> **Aim of the task**:
Produce an exact copy of all the data below, dropping every image.

[Data entries for graphics]

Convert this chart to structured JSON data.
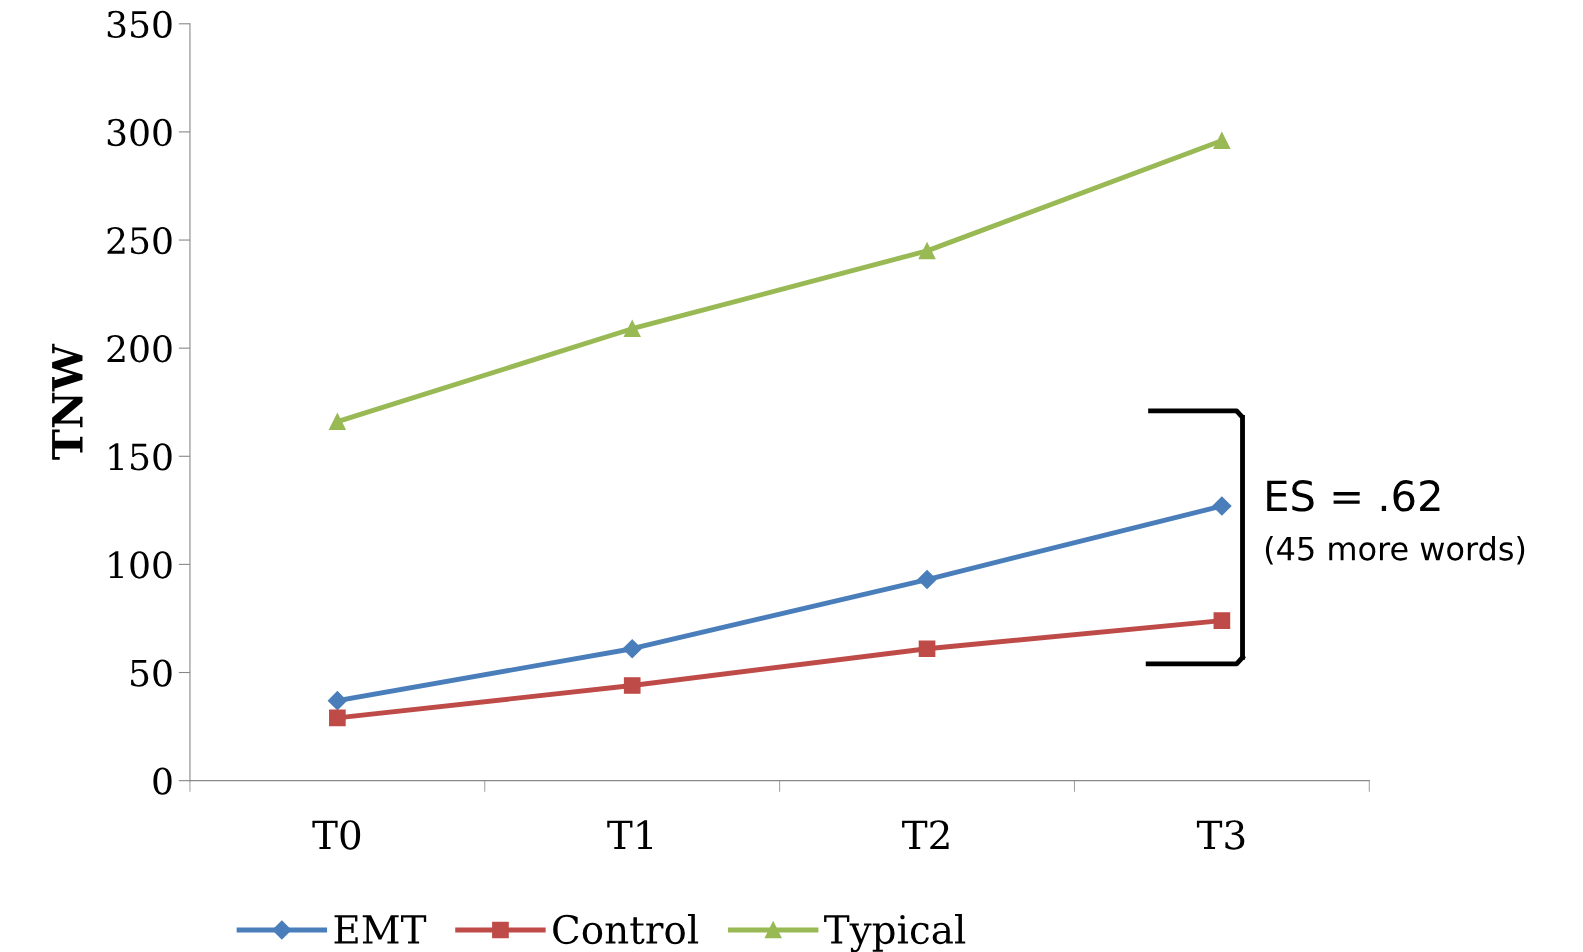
{
  "chart_data": {
    "type": "line",
    "ylabel": "TNW",
    "categories": [
      "T0",
      "T1",
      "T2",
      "T3"
    ],
    "series": [
      {
        "name": "EMT",
        "color": "#4a7ebb",
        "marker": "diamond",
        "values": [
          37,
          61,
          93,
          127
        ]
      },
      {
        "name": "Control",
        "color": "#be4b48",
        "marker": "square",
        "values": [
          29,
          44,
          61,
          74
        ]
      },
      {
        "name": "Typical",
        "color": "#98b954",
        "marker": "triangle",
        "values": [
          166,
          209,
          245,
          296
        ]
      }
    ],
    "ylim": [
      0,
      350
    ],
    "yticks": [
      0,
      50,
      100,
      150,
      200,
      250,
      300,
      350
    ],
    "grid": false,
    "legend": "bottom",
    "line_style": "solid",
    "annotations": [
      "ES = .62",
      "(45 more words)"
    ]
  }
}
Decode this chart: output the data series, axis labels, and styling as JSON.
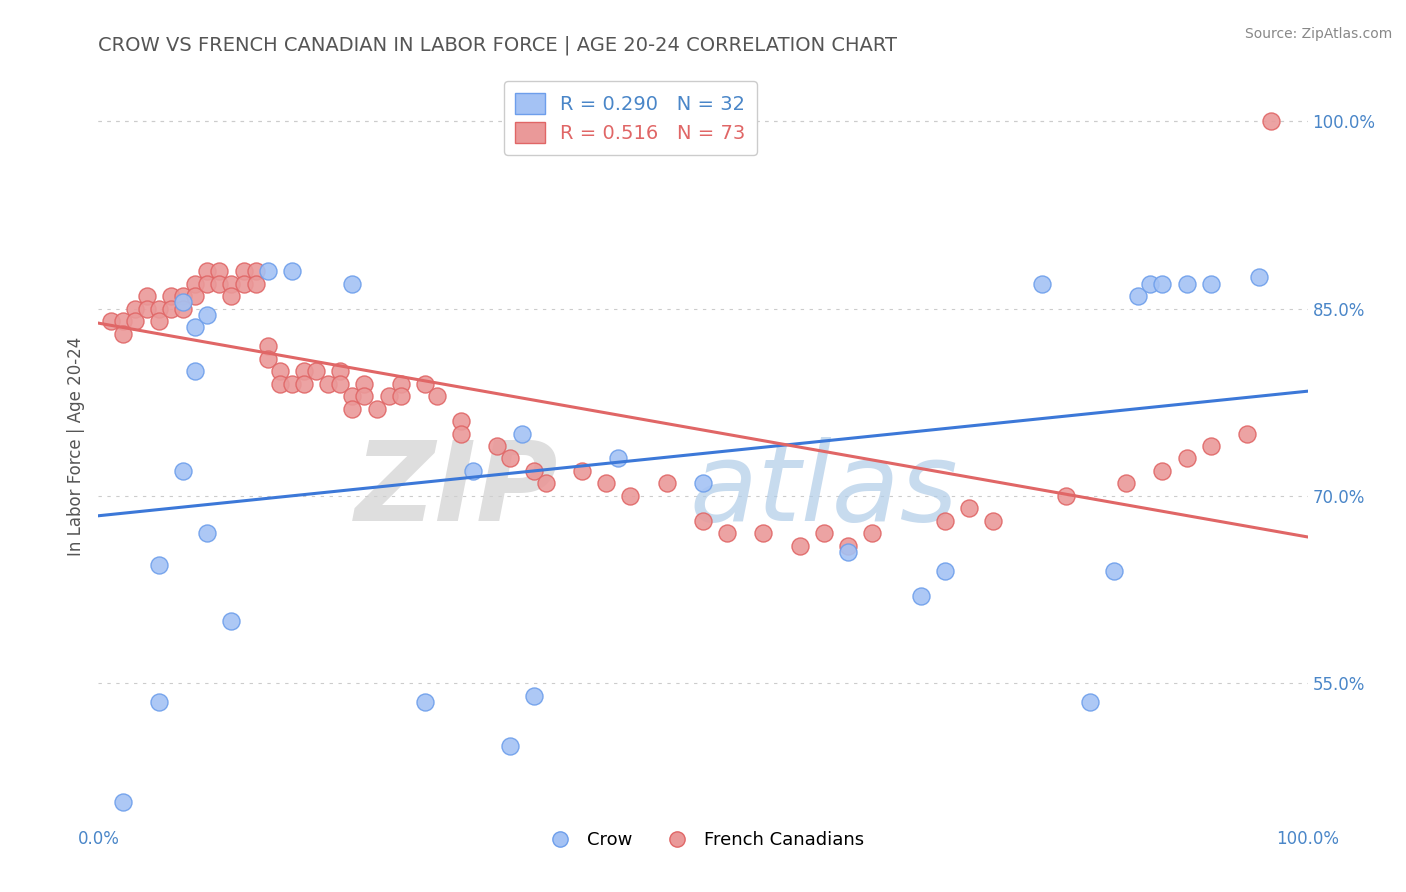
{
  "title": "CROW VS FRENCH CANADIAN IN LABOR FORCE | AGE 20-24 CORRELATION CHART",
  "source": "Source: ZipAtlas.com",
  "ylabel": "In Labor Force | Age 20-24",
  "xlim": [
    0.0,
    1.0
  ],
  "ylim": [
    0.44,
    1.04
  ],
  "xtick_positions": [
    0.0,
    0.25,
    0.5,
    0.75,
    1.0
  ],
  "xtick_labels": [
    "0.0%",
    "",
    "",
    "",
    "100.0%"
  ],
  "ytick_positions_right": [
    1.0,
    0.85,
    0.7,
    0.55
  ],
  "ytick_labels_right": [
    "100.0%",
    "85.0%",
    "70.0%",
    "55.0%"
  ],
  "crow_color": "#a4c2f4",
  "crow_edge_color": "#6d9eeb",
  "fc_color": "#ea9999",
  "fc_edge_color": "#e06666",
  "crow_R": "0.290",
  "crow_N": "32",
  "fc_R": "0.516",
  "fc_N": "73",
  "crow_line_color": "#3c78d8",
  "fc_line_color": "#e06666",
  "legend_crow": "Crow",
  "legend_fc": "French Canadians",
  "crow_scatter_x": [
    0.02,
    0.05,
    0.05,
    0.07,
    0.07,
    0.08,
    0.08,
    0.09,
    0.09,
    0.11,
    0.14,
    0.16,
    0.21,
    0.27,
    0.31,
    0.34,
    0.35,
    0.36,
    0.43,
    0.5,
    0.62,
    0.68,
    0.7,
    0.78,
    0.82,
    0.84,
    0.86,
    0.87,
    0.88,
    0.9,
    0.92,
    0.96
  ],
  "crow_scatter_y": [
    0.455,
    0.645,
    0.535,
    0.855,
    0.72,
    0.8,
    0.835,
    0.845,
    0.67,
    0.6,
    0.88,
    0.88,
    0.87,
    0.535,
    0.72,
    0.5,
    0.75,
    0.54,
    0.73,
    0.71,
    0.655,
    0.62,
    0.64,
    0.87,
    0.535,
    0.64,
    0.86,
    0.87,
    0.87,
    0.87,
    0.87,
    0.875
  ],
  "fc_scatter_x": [
    0.01,
    0.02,
    0.02,
    0.03,
    0.03,
    0.04,
    0.04,
    0.05,
    0.05,
    0.06,
    0.06,
    0.07,
    0.07,
    0.08,
    0.08,
    0.09,
    0.09,
    0.1,
    0.1,
    0.11,
    0.11,
    0.12,
    0.12,
    0.13,
    0.13,
    0.14,
    0.14,
    0.15,
    0.15,
    0.16,
    0.17,
    0.17,
    0.18,
    0.19,
    0.2,
    0.2,
    0.21,
    0.21,
    0.22,
    0.22,
    0.23,
    0.24,
    0.25,
    0.25,
    0.27,
    0.28,
    0.3,
    0.3,
    0.33,
    0.34,
    0.36,
    0.37,
    0.4,
    0.42,
    0.44,
    0.47,
    0.5,
    0.52,
    0.55,
    0.58,
    0.6,
    0.62,
    0.64,
    0.7,
    0.72,
    0.74,
    0.8,
    0.85,
    0.88,
    0.9,
    0.92,
    0.95,
    0.97
  ],
  "fc_scatter_y": [
    0.84,
    0.84,
    0.83,
    0.85,
    0.84,
    0.86,
    0.85,
    0.85,
    0.84,
    0.86,
    0.85,
    0.86,
    0.85,
    0.87,
    0.86,
    0.88,
    0.87,
    0.88,
    0.87,
    0.87,
    0.86,
    0.88,
    0.87,
    0.88,
    0.87,
    0.82,
    0.81,
    0.8,
    0.79,
    0.79,
    0.8,
    0.79,
    0.8,
    0.79,
    0.8,
    0.79,
    0.78,
    0.77,
    0.79,
    0.78,
    0.77,
    0.78,
    0.79,
    0.78,
    0.79,
    0.78,
    0.76,
    0.75,
    0.74,
    0.73,
    0.72,
    0.71,
    0.72,
    0.71,
    0.7,
    0.71,
    0.68,
    0.67,
    0.67,
    0.66,
    0.67,
    0.66,
    0.67,
    0.68,
    0.69,
    0.68,
    0.7,
    0.71,
    0.72,
    0.73,
    0.74,
    0.75,
    1.0
  ]
}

> **Response to this task**:
Convert this chart to structured JSON data.
{
  "chart_data": {
    "type": "line",
    "ylabel": "TNW",
    "categories": [
      "T0",
      "T1",
      "T2",
      "T3"
    ],
    "series": [
      {
        "name": "EMT",
        "color": "#4a7ebb",
        "marker": "diamond",
        "values": [
          37,
          61,
          93,
          127
        ]
      },
      {
        "name": "Control",
        "color": "#be4b48",
        "marker": "square",
        "values": [
          29,
          44,
          61,
          74
        ]
      },
      {
        "name": "Typical",
        "color": "#98b954",
        "marker": "triangle",
        "values": [
          166,
          209,
          245,
          296
        ]
      }
    ],
    "ylim": [
      0,
      350
    ],
    "yticks": [
      0,
      50,
      100,
      150,
      200,
      250,
      300,
      350
    ],
    "grid": false,
    "legend": "bottom",
    "line_style": "solid",
    "annotations": [
      "ES = .62",
      "(45 more words)"
    ]
  }
}
Decode this chart: output the data series, axis labels, and styling as JSON.
{
  "title": "CROW VS FRENCH CANADIAN IN LABOR FORCE | AGE 20-24 CORRELATION CHART",
  "source": "Source: ZipAtlas.com",
  "ylabel": "In Labor Force | Age 20-24",
  "xlim": [
    0.0,
    1.0
  ],
  "ylim": [
    0.44,
    1.04
  ],
  "xtick_positions": [
    0.0,
    0.25,
    0.5,
    0.75,
    1.0
  ],
  "xtick_labels": [
    "0.0%",
    "",
    "",
    "",
    "100.0%"
  ],
  "ytick_positions_right": [
    1.0,
    0.85,
    0.7,
    0.55
  ],
  "ytick_labels_right": [
    "100.0%",
    "85.0%",
    "70.0%",
    "55.0%"
  ],
  "crow_color": "#a4c2f4",
  "crow_edge_color": "#6d9eeb",
  "fc_color": "#ea9999",
  "fc_edge_color": "#e06666",
  "crow_R": "0.290",
  "crow_N": "32",
  "fc_R": "0.516",
  "fc_N": "73",
  "crow_line_color": "#3c78d8",
  "fc_line_color": "#e06666",
  "legend_crow": "Crow",
  "legend_fc": "French Canadians",
  "crow_scatter_x": [
    0.02,
    0.05,
    0.05,
    0.07,
    0.07,
    0.08,
    0.08,
    0.09,
    0.09,
    0.11,
    0.14,
    0.16,
    0.21,
    0.27,
    0.31,
    0.34,
    0.35,
    0.36,
    0.43,
    0.5,
    0.62,
    0.68,
    0.7,
    0.78,
    0.82,
    0.84,
    0.86,
    0.87,
    0.88,
    0.9,
    0.92,
    0.96
  ],
  "crow_scatter_y": [
    0.455,
    0.645,
    0.535,
    0.855,
    0.72,
    0.8,
    0.835,
    0.845,
    0.67,
    0.6,
    0.88,
    0.88,
    0.87,
    0.535,
    0.72,
    0.5,
    0.75,
    0.54,
    0.73,
    0.71,
    0.655,
    0.62,
    0.64,
    0.87,
    0.535,
    0.64,
    0.86,
    0.87,
    0.87,
    0.87,
    0.87,
    0.875
  ],
  "fc_scatter_x": [
    0.01,
    0.02,
    0.02,
    0.03,
    0.03,
    0.04,
    0.04,
    0.05,
    0.05,
    0.06,
    0.06,
    0.07,
    0.07,
    0.08,
    0.08,
    0.09,
    0.09,
    0.1,
    0.1,
    0.11,
    0.11,
    0.12,
    0.12,
    0.13,
    0.13,
    0.14,
    0.14,
    0.15,
    0.15,
    0.16,
    0.17,
    0.17,
    0.18,
    0.19,
    0.2,
    0.2,
    0.21,
    0.21,
    0.22,
    0.22,
    0.23,
    0.24,
    0.25,
    0.25,
    0.27,
    0.28,
    0.3,
    0.3,
    0.33,
    0.34,
    0.36,
    0.37,
    0.4,
    0.42,
    0.44,
    0.47,
    0.5,
    0.52,
    0.55,
    0.58,
    0.6,
    0.62,
    0.64,
    0.7,
    0.72,
    0.74,
    0.8,
    0.85,
    0.88,
    0.9,
    0.92,
    0.95,
    0.97
  ],
  "fc_scatter_y": [
    0.84,
    0.84,
    0.83,
    0.85,
    0.84,
    0.86,
    0.85,
    0.85,
    0.84,
    0.86,
    0.85,
    0.86,
    0.85,
    0.87,
    0.86,
    0.88,
    0.87,
    0.88,
    0.87,
    0.87,
    0.86,
    0.88,
    0.87,
    0.88,
    0.87,
    0.82,
    0.81,
    0.8,
    0.79,
    0.79,
    0.8,
    0.79,
    0.8,
    0.79,
    0.8,
    0.79,
    0.78,
    0.77,
    0.79,
    0.78,
    0.77,
    0.78,
    0.79,
    0.78,
    0.79,
    0.78,
    0.76,
    0.75,
    0.74,
    0.73,
    0.72,
    0.71,
    0.72,
    0.71,
    0.7,
    0.71,
    0.68,
    0.67,
    0.67,
    0.66,
    0.67,
    0.66,
    0.67,
    0.68,
    0.69,
    0.68,
    0.7,
    0.71,
    0.72,
    0.73,
    0.74,
    0.75,
    1.0
  ]
}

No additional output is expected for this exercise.